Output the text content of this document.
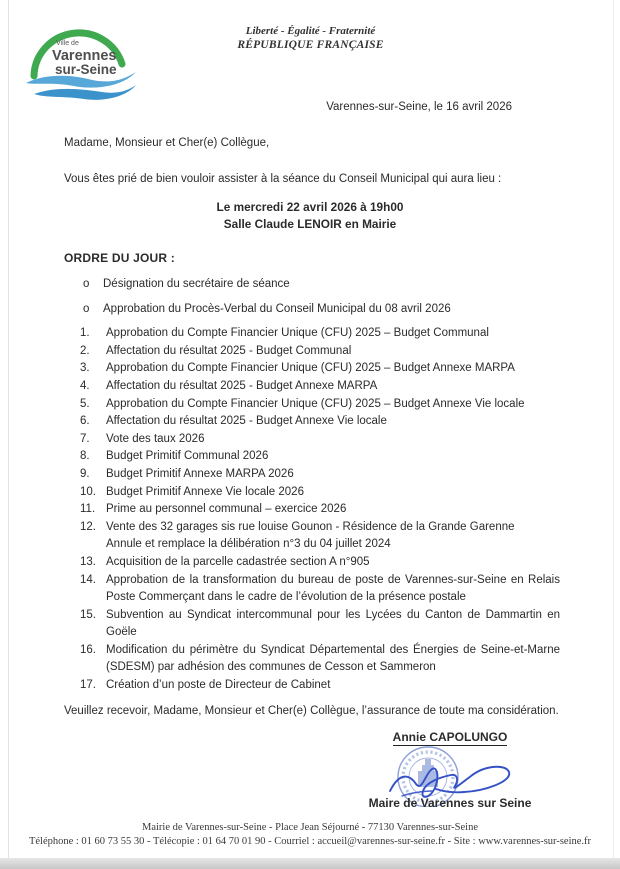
Ville de
Varennes
sur-Seine
Liberté - Égalité - Fraternité
RÉPUBLIQUE FRANÇAISE
Varennes-sur-Seine, le 16 avril 2026
Madame, Monsieur et Cher(e) Collègue,
Vous êtes prié de bien vouloir assister à la séance du Conseil Municipal qui aura lieu :
Le mercredi 22 avril 2026 à 19h00
Salle Claude LENOIR en Mairie
ORDRE DU JOUR :
o	Désignation du secrétaire de séance
o	Approbation du Procès-Verbal du Conseil Municipal du 08 avril 2026
1.	Approbation du Compte Financier Unique (CFU) 2025 – Budget Communal
2.	Affectation du résultat 2025 - Budget Communal
3.	Approbation du Compte Financier Unique (CFU) 2025 – Budget Annexe MARPA
4.	Affectation du résultat 2025 - Budget Annexe MARPA
5.	Approbation du Compte Financier Unique (CFU) 2025 – Budget Annexe Vie locale
6.	Affectation du résultat 2025 - Budget Annexe Vie locale
7.	Vote des taux 2026
8.	Budget Primitif Communal 2026
9.	Budget Primitif Annexe MARPA 2026
10. Budget Primitif Annexe Vie locale 2026
11. Prime au personnel communal – exercice 2026
12. Vente des 32 garages sis rue louise Gounon - Résidence de la Grande Garenne
Annule et remplace la délibération n°3 du 04 juillet 2024
13. Acquisition de la parcelle cadastrée section A n°905
14. Approbation de la transformation du bureau de poste de Varennes-sur-Seine en Relais Poste Commerçant dans le cadre de l’évolution de la présence postale
15. Subvention au Syndicat intercommunal pour les Lycées du Canton de Dammartin en Goële
16. Modification du périmètre du Syndicat Départemental des Énergies de Seine-et-Marne (SDESM) par adhésion des communes de Cesson et Sammeron
17. Création d’un poste de Directeur de Cabinet
Veuillez recevoir, Madame, Monsieur et Cher(e) Collègue, l’assurance de toute ma considération.
Annie CAPOLUNGO
Maire de Varennes sur Seine
Mairie de Varennes-sur-Seine - Place Jean Séjourné - 77130 Varennes-sur-Seine
Téléphone : 01 60 73 55 30 - Télécopie : 01 64 70 01 90 - Courriel : accueil@varennes-sur-seine.fr - Site : www.varennes-sur-seine.fr
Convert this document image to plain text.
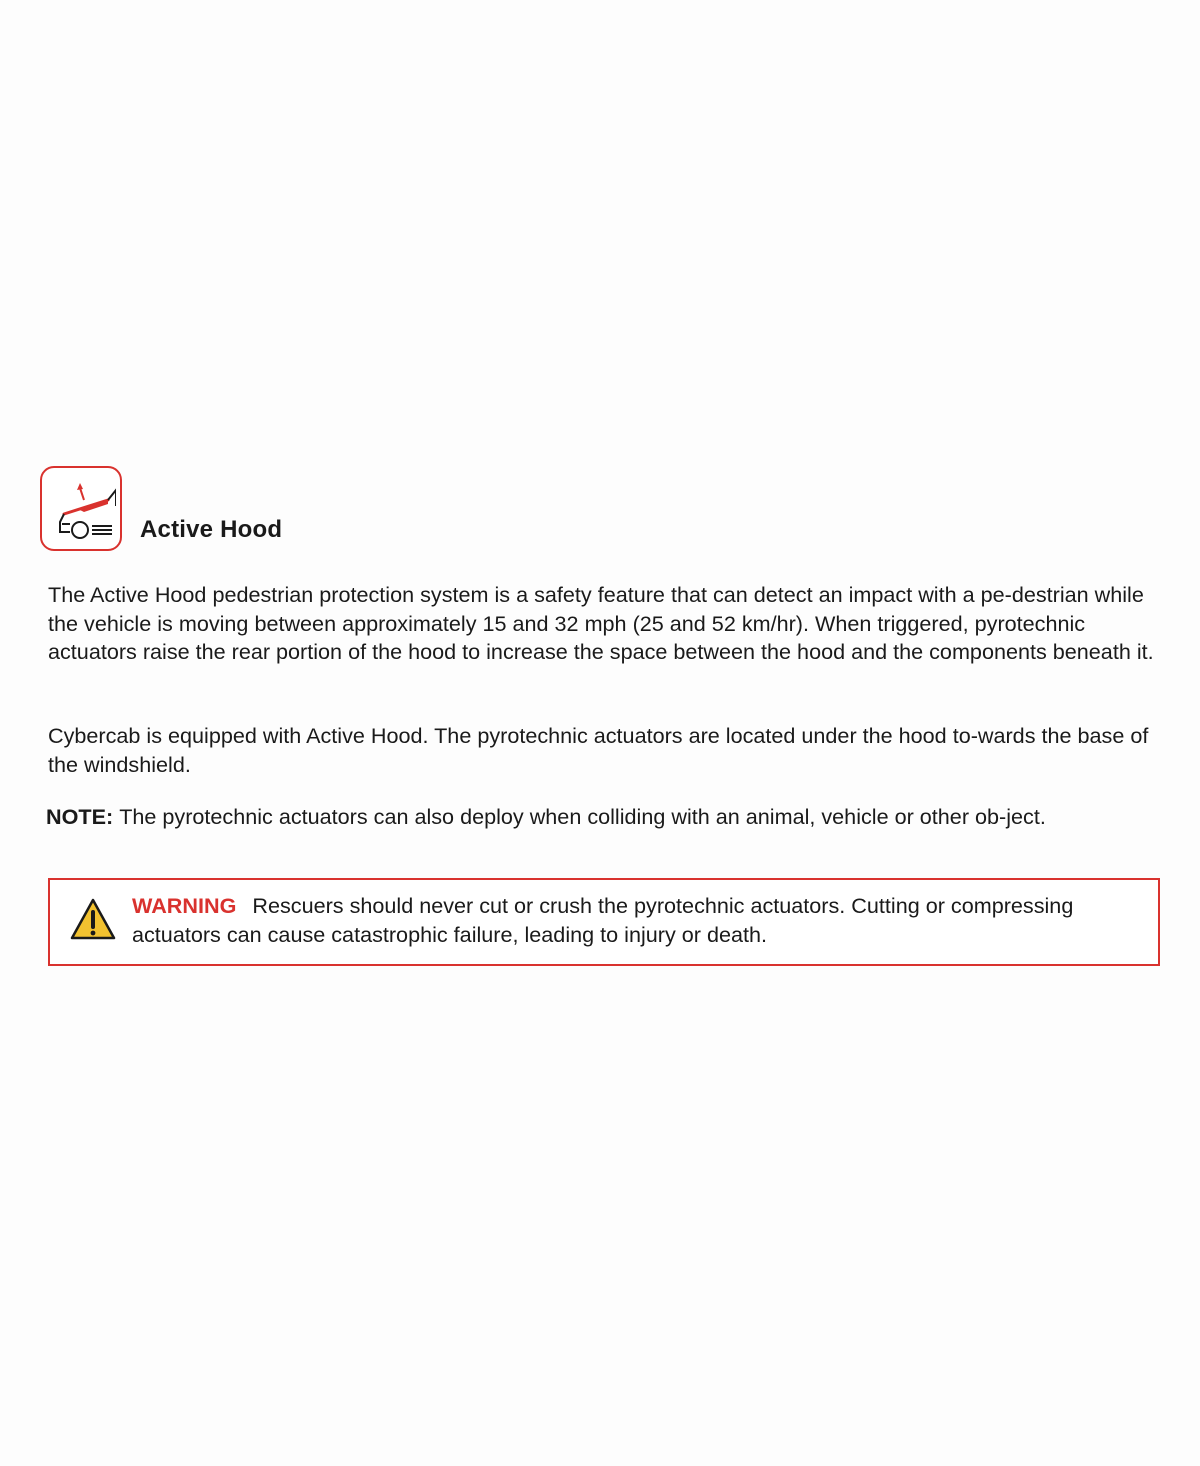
Active Hood

The Active Hood pedestrian protection system is a safety feature that can detect an impact with a pe-destrian while the vehicle is moving between approximately 15 and 32 mph (25 and 52 km/hr). When triggered, pyrotechnic actuators raise the rear portion of the hood to increase the space between the hood and the components beneath it.

Cybercab is equipped with Active Hood. The pyrotechnic actuators are located under the hood to-wards the base of the windshield.

NOTE: The pyrotechnic actuators can also deploy when colliding with an animal, vehicle or other ob-ject.

WARNING Rescuers should never cut or crush the pyrotechnic actuators. Cutting or compressing actuators can cause catastrophic failure, leading to injury or death.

# TASK GOAL:
Without the pictures, restate all the entries above exactly.

# SOLVED EXERCISE:
Output the text content of this document.
Ville de
Varennes
sur-Seine
Liberté - Égalité - Fraternité
RÉPUBLIQUE FRANÇAISE
Varennes-sur-Seine, le 16 avril 2026
Madame, Monsieur et Cher(e) Collègue,
Vous êtes prié de bien vouloir assister à la séance du Conseil Municipal qui aura lieu :
Le mercredi 22 avril 2026 à 19h00
Salle Claude LENOIR en Mairie
ORDRE DU JOUR :
o	Désignation du secrétaire de séance
o	Approbation du Procès-Verbal du Conseil Municipal du 08 avril 2026
1.	Approbation du Compte Financier Unique (CFU) 2025 – Budget Communal
2.	Affectation du résultat 2025 - Budget Communal
3.	Approbation du Compte Financier Unique (CFU) 2025 – Budget Annexe MARPA
4.	Affectation du résultat 2025 - Budget Annexe MARPA
5.	Approbation du Compte Financier Unique (CFU) 2025 – Budget Annexe Vie locale
6.	Affectation du résultat 2025 - Budget Annexe Vie locale
7.	Vote des taux 2026
8.	Budget Primitif Communal 2026
9.	Budget Primitif Annexe MARPA 2026
10. Budget Primitif Annexe Vie locale 2026
11. Prime au personnel communal – exercice 2026
12. Vente des 32 garages sis rue louise Gounon - Résidence de la Grande Garenne
Annule et remplace la délibération n°3 du 04 juillet 2024
13. Acquisition de la parcelle cadastrée section A n°905
14. Approbation de la transformation du bureau de poste de Varennes-sur-Seine en Relais Poste Commerçant dans le cadre de l’évolution de la présence postale
15. Subvention au Syndicat intercommunal pour les Lycées du Canton de Dammartin en Goële
16. Modification du périmètre du Syndicat Départemental des Énergies de Seine-et-Marne (SDESM) par adhésion des communes de Cesson et Sammeron
17. Création d’un poste de Directeur de Cabinet
Veuillez recevoir, Madame, Monsieur et Cher(e) Collègue, l’assurance de toute ma considération.
Annie CAPOLUNGO
Maire de Varennes sur Seine
Mairie de Varennes-sur-Seine - Place Jean Séjourné - 77130 Varennes-sur-Seine
Téléphone : 01 60 73 55 30 - Télécopie : 01 64 70 01 90 - Courriel : accueil@varennes-sur-seine.fr - Site : www.varennes-sur-seine.fr
Convert this document image to plain text.
Active Hood

The Active Hood pedestrian protection system is a safety feature that can detect an impact with a pe-destrian while the vehicle is moving between approximately 15 and 32 mph (25 and 52 km/hr). When triggered, pyrotechnic actuators raise the rear portion of the hood to increase the space between the hood and the components beneath it.

Cybercab is equipped with Active Hood. The pyrotechnic actuators are located under the hood to-wards the base of the windshield.

NOTE: The pyrotechnic actuators can also deploy when colliding with an animal, vehicle or other ob-ject.

WARNING Rescuers should never cut or crush the pyrotechnic actuators. Cutting or compressing actuators can cause catastrophic failure, leading to injury or death.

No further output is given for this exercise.